TASK
Using the records below, locate all lines containing "László" and return them.

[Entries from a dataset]
______________________________
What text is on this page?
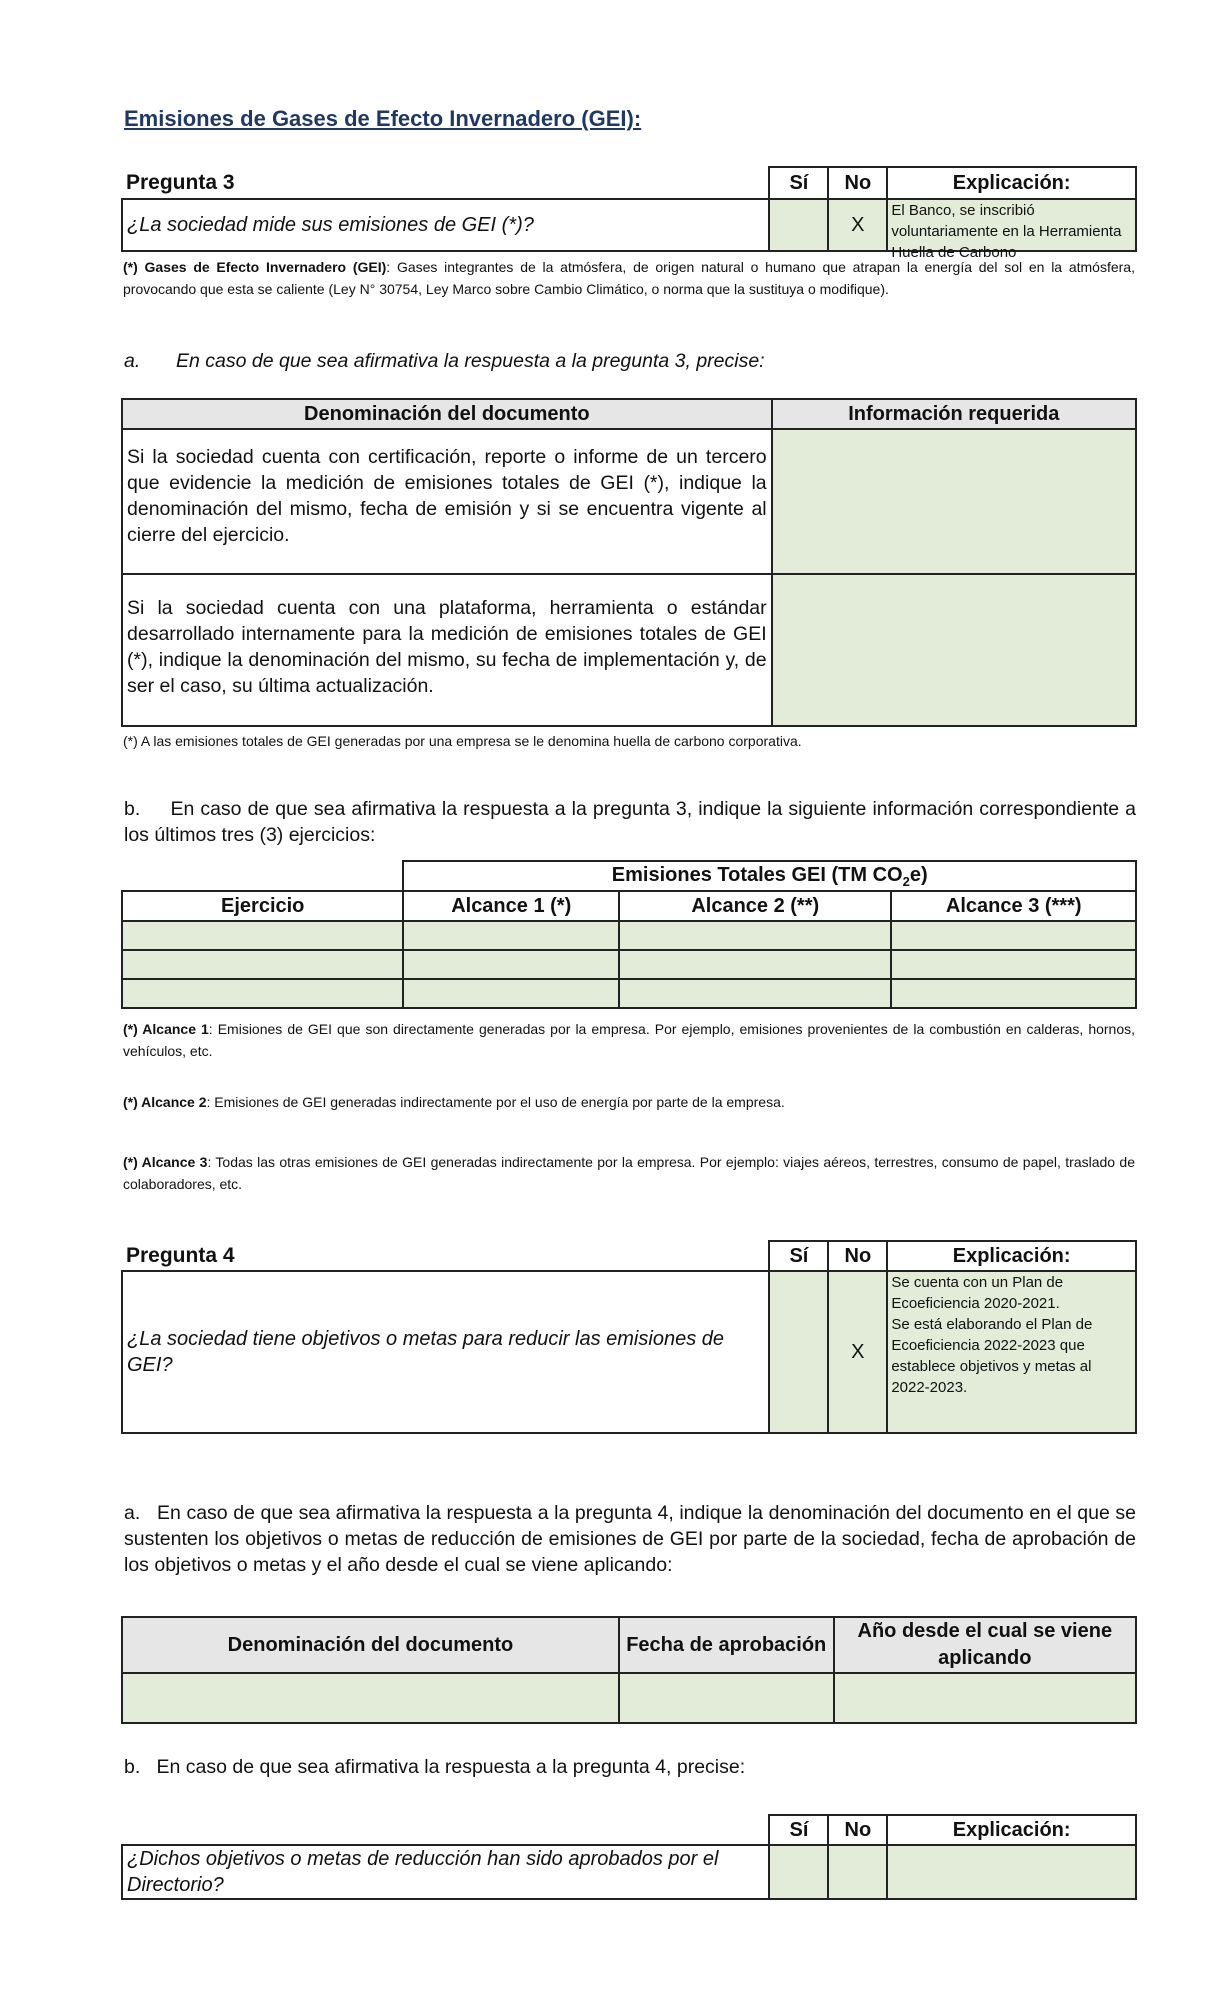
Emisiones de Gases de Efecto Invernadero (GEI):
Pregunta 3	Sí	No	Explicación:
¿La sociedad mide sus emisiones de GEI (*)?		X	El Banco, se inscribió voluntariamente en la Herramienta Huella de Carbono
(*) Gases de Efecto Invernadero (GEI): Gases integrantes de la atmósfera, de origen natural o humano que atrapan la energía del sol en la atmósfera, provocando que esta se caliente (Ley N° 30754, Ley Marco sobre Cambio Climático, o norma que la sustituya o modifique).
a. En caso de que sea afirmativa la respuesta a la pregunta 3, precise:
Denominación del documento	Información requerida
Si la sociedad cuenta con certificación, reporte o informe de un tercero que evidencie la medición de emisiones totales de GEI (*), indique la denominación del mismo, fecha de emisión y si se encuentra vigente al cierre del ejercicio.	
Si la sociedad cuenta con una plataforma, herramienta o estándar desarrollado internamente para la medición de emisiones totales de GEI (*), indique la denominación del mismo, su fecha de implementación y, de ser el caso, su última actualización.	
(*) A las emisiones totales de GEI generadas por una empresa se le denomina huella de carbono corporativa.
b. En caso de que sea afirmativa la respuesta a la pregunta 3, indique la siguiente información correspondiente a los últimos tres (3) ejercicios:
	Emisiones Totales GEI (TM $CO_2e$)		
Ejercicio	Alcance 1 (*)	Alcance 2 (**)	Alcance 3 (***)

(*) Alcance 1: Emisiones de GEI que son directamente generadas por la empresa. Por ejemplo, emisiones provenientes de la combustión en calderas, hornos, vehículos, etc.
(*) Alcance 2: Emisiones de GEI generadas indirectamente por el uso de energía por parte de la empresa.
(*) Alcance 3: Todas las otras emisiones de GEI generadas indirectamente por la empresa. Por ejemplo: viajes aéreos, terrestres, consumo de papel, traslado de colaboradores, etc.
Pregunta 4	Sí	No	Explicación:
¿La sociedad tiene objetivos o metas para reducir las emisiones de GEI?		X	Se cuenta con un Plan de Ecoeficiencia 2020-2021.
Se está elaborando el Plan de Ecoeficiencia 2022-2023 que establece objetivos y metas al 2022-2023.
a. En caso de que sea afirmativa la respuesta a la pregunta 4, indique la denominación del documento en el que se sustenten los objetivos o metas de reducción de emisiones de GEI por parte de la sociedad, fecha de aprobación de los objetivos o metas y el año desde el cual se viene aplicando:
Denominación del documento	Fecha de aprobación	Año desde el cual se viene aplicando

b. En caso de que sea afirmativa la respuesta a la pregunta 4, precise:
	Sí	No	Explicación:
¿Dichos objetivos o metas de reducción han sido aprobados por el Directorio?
______________________________
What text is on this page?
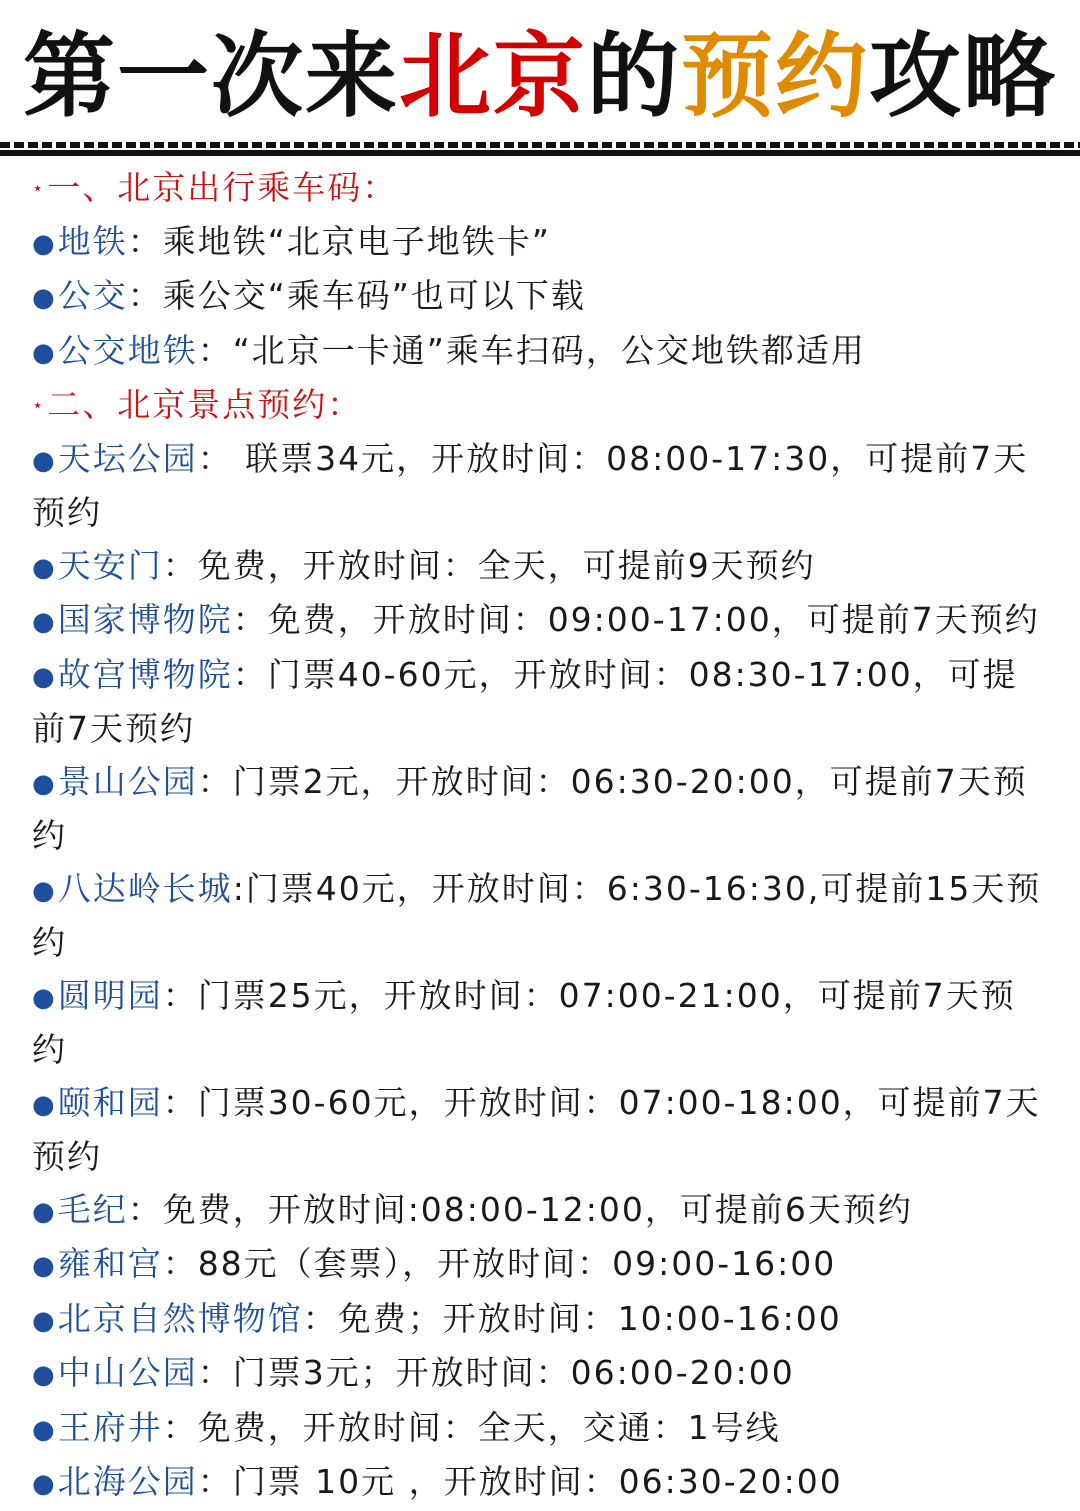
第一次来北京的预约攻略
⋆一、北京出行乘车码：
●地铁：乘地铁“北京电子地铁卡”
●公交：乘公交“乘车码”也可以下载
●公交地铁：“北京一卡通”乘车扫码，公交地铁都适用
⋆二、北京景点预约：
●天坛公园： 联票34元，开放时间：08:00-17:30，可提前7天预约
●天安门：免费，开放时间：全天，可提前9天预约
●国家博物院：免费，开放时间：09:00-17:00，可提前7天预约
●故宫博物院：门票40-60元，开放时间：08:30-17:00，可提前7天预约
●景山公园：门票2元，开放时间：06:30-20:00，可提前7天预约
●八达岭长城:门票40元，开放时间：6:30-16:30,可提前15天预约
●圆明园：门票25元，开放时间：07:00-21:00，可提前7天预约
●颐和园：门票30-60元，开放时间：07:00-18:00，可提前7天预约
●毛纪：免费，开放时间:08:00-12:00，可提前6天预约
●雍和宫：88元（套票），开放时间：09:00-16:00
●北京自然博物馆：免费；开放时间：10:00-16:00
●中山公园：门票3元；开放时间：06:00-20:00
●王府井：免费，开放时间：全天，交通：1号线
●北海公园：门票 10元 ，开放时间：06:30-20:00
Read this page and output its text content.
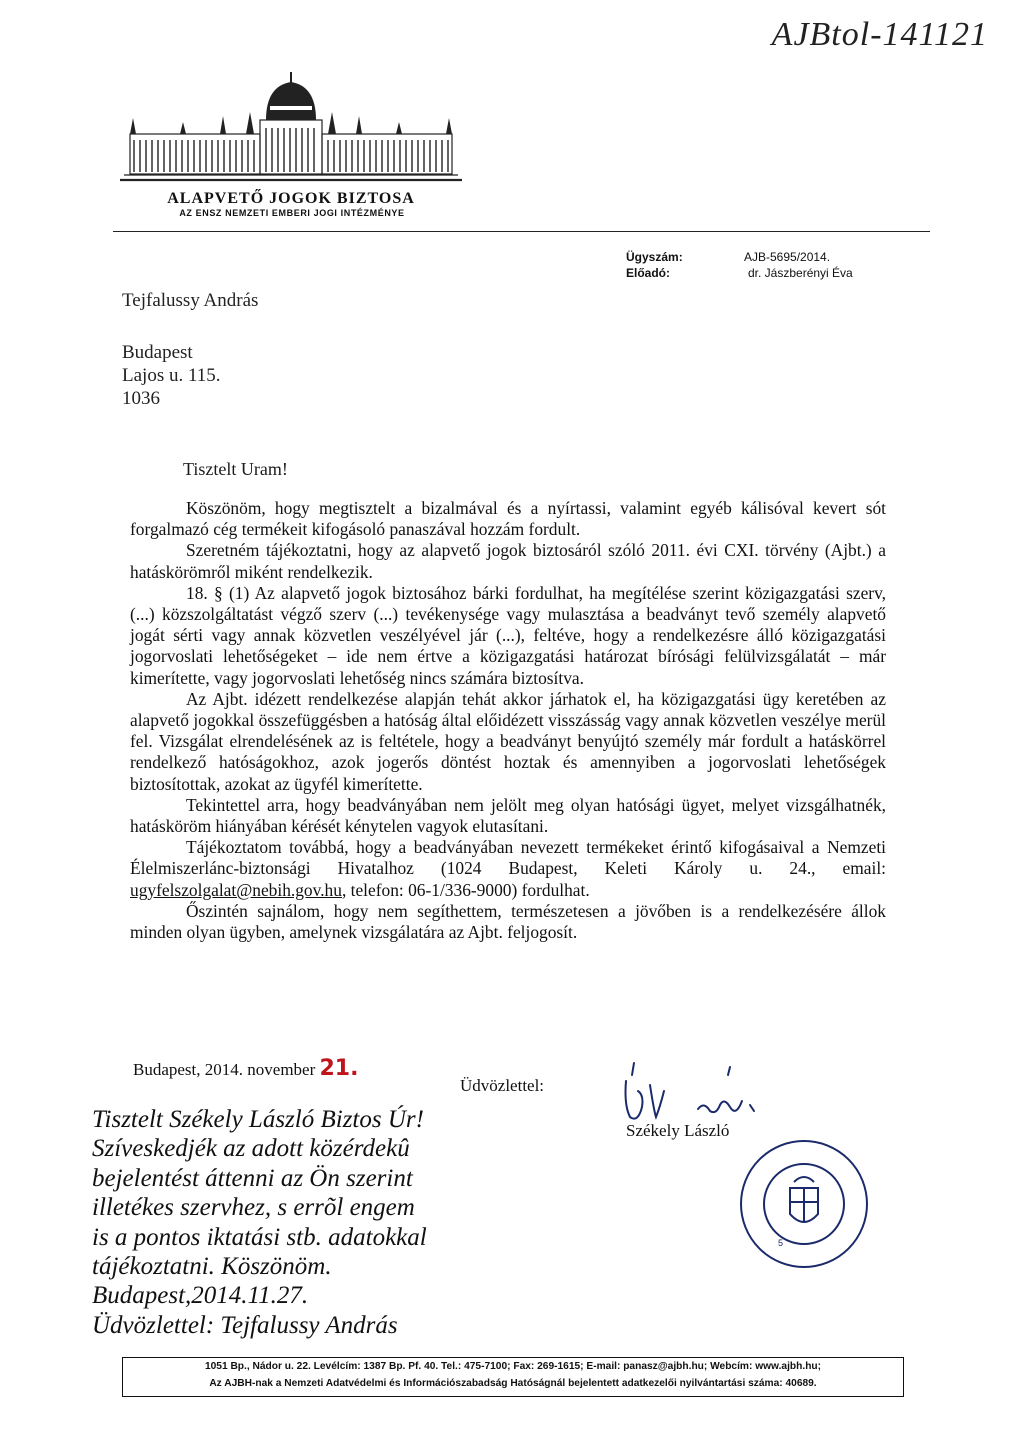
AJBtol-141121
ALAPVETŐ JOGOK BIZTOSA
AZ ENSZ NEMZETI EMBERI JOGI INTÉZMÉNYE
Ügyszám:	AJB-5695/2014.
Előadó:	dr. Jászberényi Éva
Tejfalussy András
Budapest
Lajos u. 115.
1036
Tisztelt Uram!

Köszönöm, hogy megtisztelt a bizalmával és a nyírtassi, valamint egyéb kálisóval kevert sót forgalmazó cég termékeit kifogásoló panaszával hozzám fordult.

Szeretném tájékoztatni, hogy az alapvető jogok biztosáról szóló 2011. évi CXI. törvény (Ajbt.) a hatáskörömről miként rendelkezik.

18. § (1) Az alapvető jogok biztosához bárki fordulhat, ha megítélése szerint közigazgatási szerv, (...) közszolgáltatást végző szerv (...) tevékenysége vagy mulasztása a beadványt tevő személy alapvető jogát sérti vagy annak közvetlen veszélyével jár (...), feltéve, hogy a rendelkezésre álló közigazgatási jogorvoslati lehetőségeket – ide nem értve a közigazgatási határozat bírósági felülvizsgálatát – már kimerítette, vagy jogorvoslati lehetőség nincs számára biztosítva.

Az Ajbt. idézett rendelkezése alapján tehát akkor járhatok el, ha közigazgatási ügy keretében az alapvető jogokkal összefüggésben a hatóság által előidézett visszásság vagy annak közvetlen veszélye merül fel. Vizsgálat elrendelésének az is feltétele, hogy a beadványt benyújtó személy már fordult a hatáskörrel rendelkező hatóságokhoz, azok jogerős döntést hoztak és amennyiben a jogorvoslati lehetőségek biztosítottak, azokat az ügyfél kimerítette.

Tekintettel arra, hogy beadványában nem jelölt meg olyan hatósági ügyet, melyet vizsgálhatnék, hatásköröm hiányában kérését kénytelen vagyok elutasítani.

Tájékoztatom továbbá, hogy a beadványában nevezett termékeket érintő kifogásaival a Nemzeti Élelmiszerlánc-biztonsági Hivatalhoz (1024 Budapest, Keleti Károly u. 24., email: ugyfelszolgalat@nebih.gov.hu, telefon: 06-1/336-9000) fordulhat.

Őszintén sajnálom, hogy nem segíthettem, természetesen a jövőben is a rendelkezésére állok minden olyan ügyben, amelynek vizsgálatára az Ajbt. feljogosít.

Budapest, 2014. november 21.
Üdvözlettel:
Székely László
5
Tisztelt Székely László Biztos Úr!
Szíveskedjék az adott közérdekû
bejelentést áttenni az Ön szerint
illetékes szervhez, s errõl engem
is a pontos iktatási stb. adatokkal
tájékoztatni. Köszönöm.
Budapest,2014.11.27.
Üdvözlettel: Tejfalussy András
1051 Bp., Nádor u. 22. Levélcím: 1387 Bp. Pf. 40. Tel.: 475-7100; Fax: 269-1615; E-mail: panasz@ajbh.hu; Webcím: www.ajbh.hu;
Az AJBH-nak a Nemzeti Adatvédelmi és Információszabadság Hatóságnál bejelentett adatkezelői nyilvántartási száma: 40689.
______________________________
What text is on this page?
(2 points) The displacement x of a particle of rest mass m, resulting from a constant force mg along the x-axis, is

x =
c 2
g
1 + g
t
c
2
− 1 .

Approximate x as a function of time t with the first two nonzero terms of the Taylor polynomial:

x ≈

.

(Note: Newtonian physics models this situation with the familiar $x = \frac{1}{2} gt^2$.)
______________________________
ANSWER FOR THE TASK
Székely László
Tisztelt Székely László Biztos Úr!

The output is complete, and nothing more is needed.